▶ WHAT IS EXPECTED
Print all the records exactly, please.

▶ DATASET ROWS
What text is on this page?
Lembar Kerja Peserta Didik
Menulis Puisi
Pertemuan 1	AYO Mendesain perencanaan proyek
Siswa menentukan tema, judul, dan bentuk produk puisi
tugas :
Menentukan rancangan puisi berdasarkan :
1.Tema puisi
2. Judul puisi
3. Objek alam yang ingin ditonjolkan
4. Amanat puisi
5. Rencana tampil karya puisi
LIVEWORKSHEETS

▶ SOLUTION TO THE EXERCISE
What text is on this page?
Lembar Kerja Peserta Didik
Menulis Puisi
Pertemuan 1	AYO Mendesain perencanaan proyek
Siswa menentukan tema, judul, dan bentuk produk puisi
tugas :
Menentukan rancangan puisi berdasarkan :
1.Tema puisi
2. Judul puisi
3. Objek alam yang ingin ditonjolkan
4. Amanat puisi
5. Rencana tampil karya puisi
LIVEWORKSHEETS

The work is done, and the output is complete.